INSTRUCTION: Check each line below for the word "screenshot", and copy those that have it.

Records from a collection
——

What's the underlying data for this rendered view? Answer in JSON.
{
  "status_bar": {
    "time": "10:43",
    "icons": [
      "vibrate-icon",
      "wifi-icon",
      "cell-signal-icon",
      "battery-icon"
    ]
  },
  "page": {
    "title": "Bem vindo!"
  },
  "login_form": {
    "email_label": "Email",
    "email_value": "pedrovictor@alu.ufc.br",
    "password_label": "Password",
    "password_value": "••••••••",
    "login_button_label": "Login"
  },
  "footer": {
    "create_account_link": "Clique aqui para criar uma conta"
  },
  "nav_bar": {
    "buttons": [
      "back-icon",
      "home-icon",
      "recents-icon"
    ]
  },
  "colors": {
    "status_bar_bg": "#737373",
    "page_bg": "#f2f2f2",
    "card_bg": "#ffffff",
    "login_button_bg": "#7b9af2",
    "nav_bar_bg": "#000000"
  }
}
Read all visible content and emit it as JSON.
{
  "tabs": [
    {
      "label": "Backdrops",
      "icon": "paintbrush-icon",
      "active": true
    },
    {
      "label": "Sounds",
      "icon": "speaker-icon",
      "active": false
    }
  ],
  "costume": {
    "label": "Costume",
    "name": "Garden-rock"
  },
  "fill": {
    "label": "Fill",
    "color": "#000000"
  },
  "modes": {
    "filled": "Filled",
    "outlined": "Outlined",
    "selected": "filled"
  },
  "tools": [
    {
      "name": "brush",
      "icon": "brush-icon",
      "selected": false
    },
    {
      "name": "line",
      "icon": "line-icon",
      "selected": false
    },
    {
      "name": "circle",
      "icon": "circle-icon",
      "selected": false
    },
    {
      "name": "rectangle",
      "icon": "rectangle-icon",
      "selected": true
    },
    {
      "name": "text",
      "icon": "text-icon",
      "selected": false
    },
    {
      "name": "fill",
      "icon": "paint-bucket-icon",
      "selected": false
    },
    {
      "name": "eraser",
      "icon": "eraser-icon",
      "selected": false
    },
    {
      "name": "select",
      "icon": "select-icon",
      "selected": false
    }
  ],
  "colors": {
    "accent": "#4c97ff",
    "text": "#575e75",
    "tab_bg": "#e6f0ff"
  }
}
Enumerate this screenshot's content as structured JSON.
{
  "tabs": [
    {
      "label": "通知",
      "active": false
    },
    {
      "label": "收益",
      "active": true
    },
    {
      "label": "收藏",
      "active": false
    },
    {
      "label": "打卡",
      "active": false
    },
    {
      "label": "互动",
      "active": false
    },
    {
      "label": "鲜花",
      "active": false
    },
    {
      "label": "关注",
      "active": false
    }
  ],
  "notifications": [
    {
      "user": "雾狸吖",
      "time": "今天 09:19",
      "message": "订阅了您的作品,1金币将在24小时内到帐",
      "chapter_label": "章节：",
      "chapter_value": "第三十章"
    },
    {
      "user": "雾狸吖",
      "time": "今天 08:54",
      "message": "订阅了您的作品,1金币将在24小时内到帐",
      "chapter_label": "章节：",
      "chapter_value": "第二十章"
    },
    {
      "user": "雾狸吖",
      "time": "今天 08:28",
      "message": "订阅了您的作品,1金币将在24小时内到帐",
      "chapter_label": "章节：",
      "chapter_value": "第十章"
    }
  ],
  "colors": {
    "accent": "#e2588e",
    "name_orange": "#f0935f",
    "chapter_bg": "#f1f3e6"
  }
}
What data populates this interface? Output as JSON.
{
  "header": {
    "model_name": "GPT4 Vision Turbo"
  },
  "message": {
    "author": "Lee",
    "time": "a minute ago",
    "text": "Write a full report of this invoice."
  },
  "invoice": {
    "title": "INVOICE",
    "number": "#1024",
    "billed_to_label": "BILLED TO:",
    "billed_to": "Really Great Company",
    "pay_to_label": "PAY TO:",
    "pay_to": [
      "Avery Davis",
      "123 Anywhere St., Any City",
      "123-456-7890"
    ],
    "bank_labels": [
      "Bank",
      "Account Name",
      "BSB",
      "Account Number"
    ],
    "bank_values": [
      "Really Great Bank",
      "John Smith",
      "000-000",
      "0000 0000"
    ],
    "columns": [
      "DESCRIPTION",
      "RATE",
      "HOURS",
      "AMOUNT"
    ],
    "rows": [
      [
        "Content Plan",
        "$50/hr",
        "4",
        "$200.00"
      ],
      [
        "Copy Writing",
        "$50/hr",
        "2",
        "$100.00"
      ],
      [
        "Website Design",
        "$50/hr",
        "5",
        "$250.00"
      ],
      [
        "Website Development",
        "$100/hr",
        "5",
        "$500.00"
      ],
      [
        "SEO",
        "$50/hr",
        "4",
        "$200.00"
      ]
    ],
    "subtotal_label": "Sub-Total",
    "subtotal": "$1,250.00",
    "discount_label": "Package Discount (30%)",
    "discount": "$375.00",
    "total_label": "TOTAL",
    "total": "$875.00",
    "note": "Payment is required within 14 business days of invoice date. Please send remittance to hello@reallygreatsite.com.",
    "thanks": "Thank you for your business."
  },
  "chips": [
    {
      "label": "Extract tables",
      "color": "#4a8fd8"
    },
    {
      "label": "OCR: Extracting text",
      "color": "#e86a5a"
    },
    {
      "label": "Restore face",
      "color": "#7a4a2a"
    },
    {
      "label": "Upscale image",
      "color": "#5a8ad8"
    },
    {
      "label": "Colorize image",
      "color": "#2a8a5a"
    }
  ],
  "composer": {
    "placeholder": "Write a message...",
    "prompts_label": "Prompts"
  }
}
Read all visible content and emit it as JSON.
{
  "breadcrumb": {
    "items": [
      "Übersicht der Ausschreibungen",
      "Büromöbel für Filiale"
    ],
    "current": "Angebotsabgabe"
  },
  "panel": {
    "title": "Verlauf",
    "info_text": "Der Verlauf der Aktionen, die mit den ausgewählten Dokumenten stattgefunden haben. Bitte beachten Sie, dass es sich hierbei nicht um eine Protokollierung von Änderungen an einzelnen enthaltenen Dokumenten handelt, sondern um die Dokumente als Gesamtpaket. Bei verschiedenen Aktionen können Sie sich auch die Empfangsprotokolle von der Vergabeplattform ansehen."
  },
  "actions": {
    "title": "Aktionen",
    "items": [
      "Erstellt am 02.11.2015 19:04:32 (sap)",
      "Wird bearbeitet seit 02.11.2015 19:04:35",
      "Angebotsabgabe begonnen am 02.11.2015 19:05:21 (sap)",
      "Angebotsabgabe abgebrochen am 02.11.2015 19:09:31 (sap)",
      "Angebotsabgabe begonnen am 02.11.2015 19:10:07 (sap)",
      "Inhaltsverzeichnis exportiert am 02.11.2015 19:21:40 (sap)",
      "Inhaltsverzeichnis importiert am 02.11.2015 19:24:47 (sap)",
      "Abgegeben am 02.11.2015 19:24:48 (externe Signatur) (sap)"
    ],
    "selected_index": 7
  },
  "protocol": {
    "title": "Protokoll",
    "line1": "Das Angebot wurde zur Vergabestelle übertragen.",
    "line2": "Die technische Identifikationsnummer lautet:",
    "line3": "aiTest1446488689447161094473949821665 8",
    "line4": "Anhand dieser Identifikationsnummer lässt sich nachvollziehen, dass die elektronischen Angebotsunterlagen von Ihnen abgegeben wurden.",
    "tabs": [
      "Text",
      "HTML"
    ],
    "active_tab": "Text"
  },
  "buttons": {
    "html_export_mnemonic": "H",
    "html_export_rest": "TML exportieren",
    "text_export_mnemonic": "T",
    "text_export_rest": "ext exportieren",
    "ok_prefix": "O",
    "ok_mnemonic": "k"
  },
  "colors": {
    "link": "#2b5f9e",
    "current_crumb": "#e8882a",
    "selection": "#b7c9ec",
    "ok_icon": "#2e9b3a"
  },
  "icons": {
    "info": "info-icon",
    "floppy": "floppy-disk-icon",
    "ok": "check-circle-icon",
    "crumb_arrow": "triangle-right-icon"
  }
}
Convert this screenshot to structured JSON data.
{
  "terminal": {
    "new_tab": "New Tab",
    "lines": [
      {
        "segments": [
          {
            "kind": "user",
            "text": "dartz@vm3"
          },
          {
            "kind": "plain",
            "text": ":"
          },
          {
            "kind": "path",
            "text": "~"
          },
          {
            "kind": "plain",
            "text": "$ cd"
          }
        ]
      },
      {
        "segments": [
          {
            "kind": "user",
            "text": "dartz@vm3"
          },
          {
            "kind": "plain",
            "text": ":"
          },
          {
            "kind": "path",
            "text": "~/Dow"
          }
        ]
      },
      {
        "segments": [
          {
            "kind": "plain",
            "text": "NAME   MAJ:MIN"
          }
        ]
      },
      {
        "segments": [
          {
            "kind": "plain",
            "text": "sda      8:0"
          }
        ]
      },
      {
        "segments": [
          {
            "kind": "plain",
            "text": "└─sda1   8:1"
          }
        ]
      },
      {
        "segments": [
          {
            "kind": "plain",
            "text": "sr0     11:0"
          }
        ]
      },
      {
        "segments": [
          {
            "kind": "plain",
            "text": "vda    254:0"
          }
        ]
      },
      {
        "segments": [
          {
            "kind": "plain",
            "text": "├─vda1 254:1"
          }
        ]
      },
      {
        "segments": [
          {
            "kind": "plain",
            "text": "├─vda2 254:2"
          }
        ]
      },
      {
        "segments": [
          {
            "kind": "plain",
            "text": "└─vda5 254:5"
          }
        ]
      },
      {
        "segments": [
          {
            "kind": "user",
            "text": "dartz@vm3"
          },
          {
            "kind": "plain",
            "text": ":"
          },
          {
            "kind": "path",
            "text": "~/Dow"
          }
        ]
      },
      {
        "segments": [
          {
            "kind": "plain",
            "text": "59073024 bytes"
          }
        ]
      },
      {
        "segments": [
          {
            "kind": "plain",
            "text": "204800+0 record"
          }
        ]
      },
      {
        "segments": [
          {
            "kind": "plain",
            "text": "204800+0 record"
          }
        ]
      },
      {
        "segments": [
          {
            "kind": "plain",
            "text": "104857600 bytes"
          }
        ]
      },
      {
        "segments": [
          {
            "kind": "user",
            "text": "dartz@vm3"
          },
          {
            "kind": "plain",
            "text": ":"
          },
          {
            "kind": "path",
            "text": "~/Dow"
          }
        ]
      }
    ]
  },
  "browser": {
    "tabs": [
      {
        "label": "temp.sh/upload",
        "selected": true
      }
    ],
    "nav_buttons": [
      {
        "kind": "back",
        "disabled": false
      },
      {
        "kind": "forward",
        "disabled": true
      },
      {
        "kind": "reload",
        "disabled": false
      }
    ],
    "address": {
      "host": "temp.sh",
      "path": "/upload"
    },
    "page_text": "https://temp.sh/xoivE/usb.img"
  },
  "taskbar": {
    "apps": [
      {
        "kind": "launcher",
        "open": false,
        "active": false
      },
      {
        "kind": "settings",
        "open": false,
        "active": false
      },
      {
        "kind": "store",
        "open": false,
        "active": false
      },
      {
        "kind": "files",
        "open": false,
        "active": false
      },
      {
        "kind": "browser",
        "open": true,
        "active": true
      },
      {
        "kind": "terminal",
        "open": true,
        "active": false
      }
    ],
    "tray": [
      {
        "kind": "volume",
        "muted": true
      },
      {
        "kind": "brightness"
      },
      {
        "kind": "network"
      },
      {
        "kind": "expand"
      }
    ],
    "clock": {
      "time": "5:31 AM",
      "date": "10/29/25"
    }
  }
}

——

SOLVED PROBLEM:
Enumerate this screenshot's content as structured JSON.
Convert this screenshot to structured JSON data.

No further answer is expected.